Written task: Could you write out the lines below again, swapping every "Ellipse shape" for "Oval shape" and keeping everything else the same? Leave the pictures out.
[Begin Data rows]
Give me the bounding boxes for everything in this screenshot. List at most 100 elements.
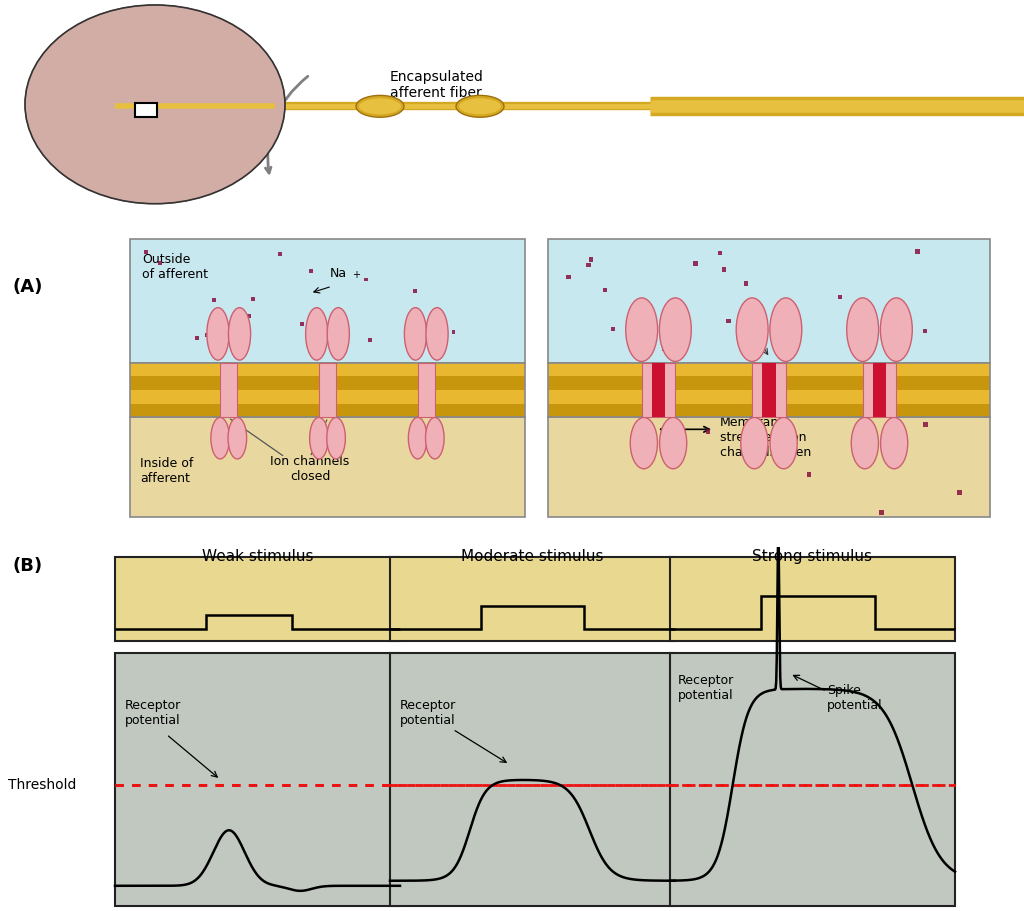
Ellipse shape	[328, 308, 349, 360]
Bar	[838, 295, 842, 300]
Bar	[130, 390, 525, 404]
Ellipse shape	[25, 5, 285, 204]
Text: Membrane
stretched, ion
channels open: Membrane stretched, ion channels open	[720, 415, 811, 459]
Ellipse shape	[404, 308, 427, 360]
Ellipse shape	[456, 96, 504, 118]
Bar	[548, 417, 990, 517]
Ellipse shape	[327, 417, 345, 459]
Bar	[368, 338, 372, 342]
Text: Strong stimulus: Strong stimulus	[753, 548, 872, 564]
Ellipse shape	[228, 308, 251, 360]
Bar	[753, 363, 785, 417]
Bar	[718, 251, 722, 255]
Ellipse shape	[770, 417, 798, 469]
Text: Na: Na	[330, 267, 347, 281]
Bar	[135, 103, 157, 118]
Ellipse shape	[626, 298, 657, 362]
Text: Outside
of afferent: Outside of afferent	[142, 253, 208, 281]
Bar	[726, 319, 731, 323]
Bar	[670, 557, 955, 641]
Text: Inside of
afferent: Inside of afferent	[140, 457, 194, 486]
Bar	[603, 288, 607, 292]
Ellipse shape	[881, 417, 907, 469]
Text: Receptor
potential: Receptor potential	[678, 673, 734, 701]
Bar	[743, 281, 749, 286]
Ellipse shape	[51, 25, 259, 184]
Ellipse shape	[90, 55, 220, 154]
Ellipse shape	[38, 15, 272, 194]
Bar	[309, 270, 312, 273]
Text: Moderate stimulus: Moderate stimulus	[461, 548, 604, 564]
Ellipse shape	[116, 75, 194, 134]
Bar	[143, 250, 147, 253]
Bar	[670, 653, 955, 906]
Bar	[130, 376, 525, 390]
Bar	[212, 298, 216, 302]
Bar	[130, 363, 525, 376]
Bar	[915, 250, 920, 253]
Bar	[247, 314, 251, 318]
Bar	[115, 653, 400, 906]
Bar	[205, 333, 209, 337]
Bar	[589, 257, 593, 261]
Bar	[548, 363, 990, 376]
Bar	[652, 363, 666, 417]
Bar	[762, 363, 775, 417]
Ellipse shape	[63, 35, 246, 174]
Ellipse shape	[228, 417, 247, 459]
Text: Threshold: Threshold	[8, 778, 77, 792]
Ellipse shape	[305, 308, 328, 360]
Bar	[693, 261, 697, 266]
Bar	[707, 429, 711, 434]
Ellipse shape	[103, 65, 207, 144]
Bar	[418, 363, 435, 417]
Bar	[115, 557, 400, 641]
Bar	[924, 423, 928, 427]
Bar	[220, 363, 238, 417]
Bar	[452, 331, 456, 334]
Text: Ion channels
closed: Ion channels closed	[270, 456, 349, 483]
Ellipse shape	[356, 96, 404, 118]
Ellipse shape	[142, 95, 168, 114]
Ellipse shape	[129, 85, 181, 124]
Bar	[587, 263, 591, 267]
Text: Spike
potential: Spike potential	[826, 684, 883, 711]
Bar	[923, 329, 928, 333]
Bar	[158, 261, 162, 265]
Ellipse shape	[77, 45, 233, 164]
Bar	[414, 289, 418, 293]
Bar	[278, 251, 282, 256]
Ellipse shape	[359, 98, 401, 114]
Bar	[251, 297, 255, 301]
Ellipse shape	[211, 417, 229, 459]
Bar	[548, 376, 990, 390]
Text: Receptor
potential: Receptor potential	[125, 699, 181, 727]
Bar	[722, 267, 726, 271]
Bar	[749, 423, 753, 427]
Ellipse shape	[207, 308, 229, 360]
Bar	[300, 322, 304, 326]
Text: +: +	[352, 271, 360, 281]
Bar	[130, 417, 525, 517]
Ellipse shape	[630, 417, 657, 469]
Bar	[548, 363, 990, 417]
Bar	[130, 404, 525, 417]
Ellipse shape	[736, 298, 768, 362]
Bar	[566, 274, 570, 279]
Bar	[872, 363, 886, 417]
Bar	[548, 390, 990, 404]
Bar	[642, 363, 675, 417]
Text: (A): (A)	[12, 278, 42, 296]
Ellipse shape	[426, 417, 444, 459]
Bar	[863, 363, 896, 417]
Bar	[663, 346, 667, 351]
Bar	[130, 363, 525, 417]
Text: Encapsulated
afferent fiber: Encapsulated afferent fiber	[390, 69, 484, 100]
Ellipse shape	[309, 417, 329, 459]
Bar	[548, 239, 990, 363]
Bar	[196, 336, 199, 340]
Ellipse shape	[851, 417, 879, 469]
Ellipse shape	[740, 417, 768, 469]
Ellipse shape	[426, 308, 449, 360]
Ellipse shape	[409, 417, 427, 459]
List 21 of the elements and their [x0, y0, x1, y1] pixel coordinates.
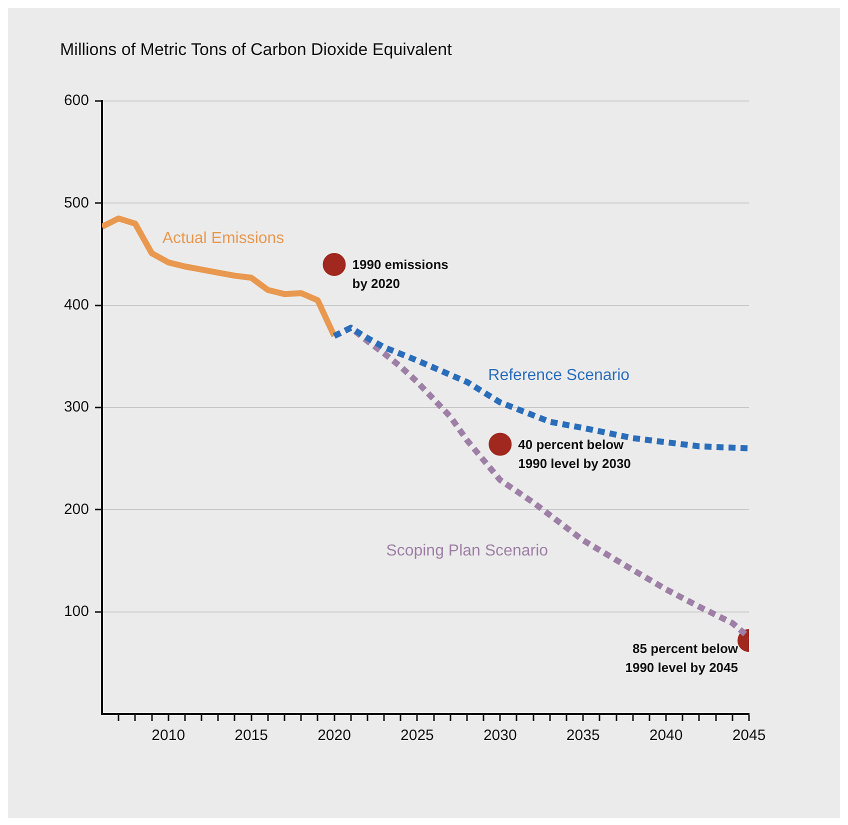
series-label: Scoping Plan Scenario	[386, 542, 548, 560]
x-tick-label: 2025	[400, 727, 434, 744]
series-label: Reference Scenario	[488, 366, 630, 384]
x-tick-label: 2030	[483, 727, 517, 744]
y-tick-label: 100	[64, 602, 89, 620]
x-tick-label: 2015	[234, 727, 268, 744]
y-tick-label: 600	[64, 92, 89, 110]
series-label: Actual Emissions	[162, 230, 284, 247]
annotation: 1990 emissions by 2020	[352, 257, 448, 292]
chart-title: Millions of Metric Tons of Carbon Dioxide Equivalent	[60, 40, 452, 60]
y-tick-label: 200	[64, 500, 89, 518]
x-tick-label: 2010	[152, 727, 186, 744]
annotation: 40 percent below 1990 level by 2030	[518, 436, 631, 471]
y-tick-label: 400	[64, 296, 89, 314]
x-tick-label: 2020	[318, 727, 351, 744]
x-tick-label: 2040	[649, 727, 683, 744]
y-tick-label: 500	[64, 194, 89, 212]
annotation: 85 percent below 1990 level by 2045	[625, 641, 739, 676]
y-tick-label: 300	[64, 398, 89, 416]
x-tick-label: 2045	[732, 727, 766, 744]
x-tick-label: 2035	[566, 727, 600, 744]
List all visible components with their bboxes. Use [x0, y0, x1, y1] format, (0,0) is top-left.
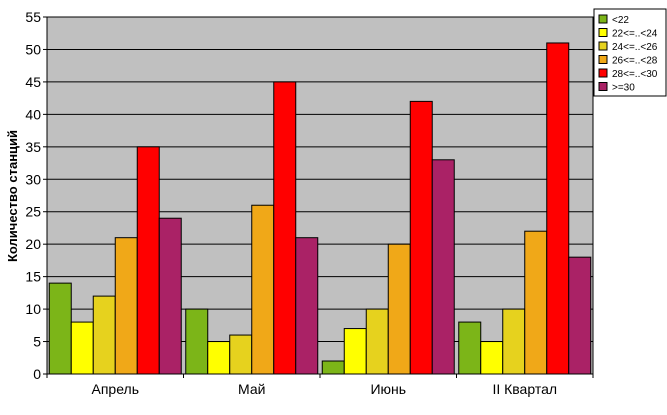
[End Data rows]
Exercise answer:
Give me the bounding boxes for everything in this screenshot. List at most 100 elements.
Oval shape	[328, 308, 349, 360]
Bar	[838, 295, 842, 300]
Bar	[130, 390, 525, 404]
Oval shape	[25, 5, 285, 204]
Text: Membrane
stretched, ion
channels open: Membrane stretched, ion channels open	[720, 415, 811, 459]
Oval shape	[404, 308, 427, 360]
Oval shape	[456, 96, 504, 118]
Bar	[548, 417, 990, 517]
Oval shape	[327, 417, 345, 459]
Bar	[368, 338, 372, 342]
Text: Strong stimulus: Strong stimulus	[753, 548, 872, 564]
Oval shape	[228, 308, 251, 360]
Bar	[753, 363, 785, 417]
Bar	[718, 251, 722, 255]
Oval shape	[770, 417, 798, 469]
Text: Na: Na	[330, 267, 347, 281]
Bar	[135, 103, 157, 118]
Oval shape	[626, 298, 657, 362]
Text: Outside
of afferent: Outside of afferent	[142, 253, 208, 281]
Bar	[726, 319, 731, 323]
Bar	[670, 557, 955, 641]
Text: Inside of
afferent: Inside of afferent	[140, 457, 194, 486]
Bar	[603, 288, 607, 292]
Oval shape	[881, 417, 907, 469]
Text: Receptor
potential: Receptor potential	[678, 673, 734, 701]
Bar	[743, 281, 749, 286]
Oval shape	[51, 25, 259, 184]
Oval shape	[90, 55, 220, 154]
Oval shape	[38, 15, 272, 194]
Bar	[309, 270, 312, 273]
Text: Moderate stimulus: Moderate stimulus	[461, 548, 604, 564]
Oval shape	[116, 75, 194, 134]
Bar	[143, 250, 147, 253]
Bar	[670, 653, 955, 906]
Bar	[130, 376, 525, 390]
Bar	[212, 298, 216, 302]
Bar	[130, 363, 525, 376]
Bar	[915, 250, 920, 253]
Bar	[247, 314, 251, 318]
Bar	[115, 653, 400, 906]
Bar	[205, 333, 209, 337]
Bar	[589, 257, 593, 261]
Bar	[548, 363, 990, 376]
Bar	[652, 363, 666, 417]
Bar	[762, 363, 775, 417]
Oval shape	[63, 35, 246, 174]
Oval shape	[228, 417, 247, 459]
Text: Threshold: Threshold	[8, 778, 77, 792]
Oval shape	[305, 308, 328, 360]
Bar	[693, 261, 697, 266]
Bar	[707, 429, 711, 434]
Oval shape	[103, 65, 207, 144]
Bar	[418, 363, 435, 417]
Bar	[115, 557, 400, 641]
Bar	[924, 423, 928, 427]
Bar	[220, 363, 238, 417]
Bar	[452, 331, 456, 334]
Text: Ion channels
closed: Ion channels closed	[270, 456, 349, 483]
Oval shape	[356, 96, 404, 118]
Oval shape	[142, 95, 168, 114]
Oval shape	[129, 85, 181, 124]
Bar	[587, 263, 591, 267]
Text: Spike
potential: Spike potential	[826, 684, 883, 711]
Bar	[923, 329, 928, 333]
Bar	[158, 261, 162, 265]
Oval shape	[77, 45, 233, 164]
Bar	[414, 289, 418, 293]
Bar	[278, 251, 282, 256]
Oval shape	[359, 98, 401, 114]
Bar	[251, 297, 255, 301]
Oval shape	[211, 417, 229, 459]
Bar	[548, 376, 990, 390]
Text: Receptor
potential: Receptor potential	[125, 699, 181, 727]
Bar	[722, 267, 726, 271]
Bar	[749, 423, 753, 427]
Oval shape	[207, 308, 229, 360]
Bar	[300, 322, 304, 326]
Text: +: +	[352, 271, 360, 281]
Bar	[130, 417, 525, 517]
Oval shape	[630, 417, 657, 469]
Bar	[548, 363, 990, 417]
Bar	[130, 404, 525, 417]
Oval shape	[736, 298, 768, 362]
Bar	[566, 274, 570, 279]
Bar	[872, 363, 886, 417]
Bar	[548, 390, 990, 404]
Bar	[642, 363, 675, 417]
Text: (A): (A)	[12, 278, 42, 296]
Oval shape	[426, 417, 444, 459]
Bar	[863, 363, 896, 417]
Bar	[663, 346, 667, 351]
Bar	[130, 363, 525, 417]
Text: Encapsulated
afferent fiber: Encapsulated afferent fiber	[390, 69, 484, 100]
Oval shape	[309, 417, 329, 459]
Bar	[548, 239, 990, 363]
Bar	[196, 336, 199, 340]
Oval shape	[851, 417, 879, 469]
Oval shape	[740, 417, 768, 469]
Oval shape	[426, 308, 449, 360]
Oval shape	[409, 417, 427, 459]
List 21 of the elements and their [x0, y0, x1, y1] pixel coordinates.
series-label: Scoping Plan Scenario	[386, 542, 548, 560]
x-tick-label: 2025	[400, 727, 434, 744]
series-label: Reference Scenario	[488, 366, 630, 384]
x-tick-label: 2030	[483, 727, 517, 744]
y-tick-label: 100	[64, 602, 89, 620]
x-tick-label: 2015	[234, 727, 268, 744]
y-tick-label: 600	[64, 92, 89, 110]
series-label: Actual Emissions	[162, 230, 284, 247]
annotation: 1990 emissions by 2020	[352, 257, 448, 292]
chart-title: Millions of Metric Tons of Carbon Dioxide Equivalent	[60, 40, 452, 60]
y-tick-label: 200	[64, 500, 89, 518]
x-tick-label: 2010	[152, 727, 186, 744]
annotation: 40 percent below 1990 level by 2030	[518, 436, 631, 471]
y-tick-label: 400	[64, 296, 89, 314]
x-tick-label: 2020	[318, 727, 351, 744]
x-tick-label: 2040	[649, 727, 683, 744]
y-tick-label: 500	[64, 194, 89, 212]
annotation: 85 percent below 1990 level by 2045	[625, 641, 739, 676]
y-tick-label: 300	[64, 398, 89, 416]
x-tick-label: 2045	[732, 727, 766, 744]
x-tick-label: 2035	[566, 727, 600, 744]
List all visible components with their bboxes. Use [x0, y0, x1, y1] format, (0,0) is top-left.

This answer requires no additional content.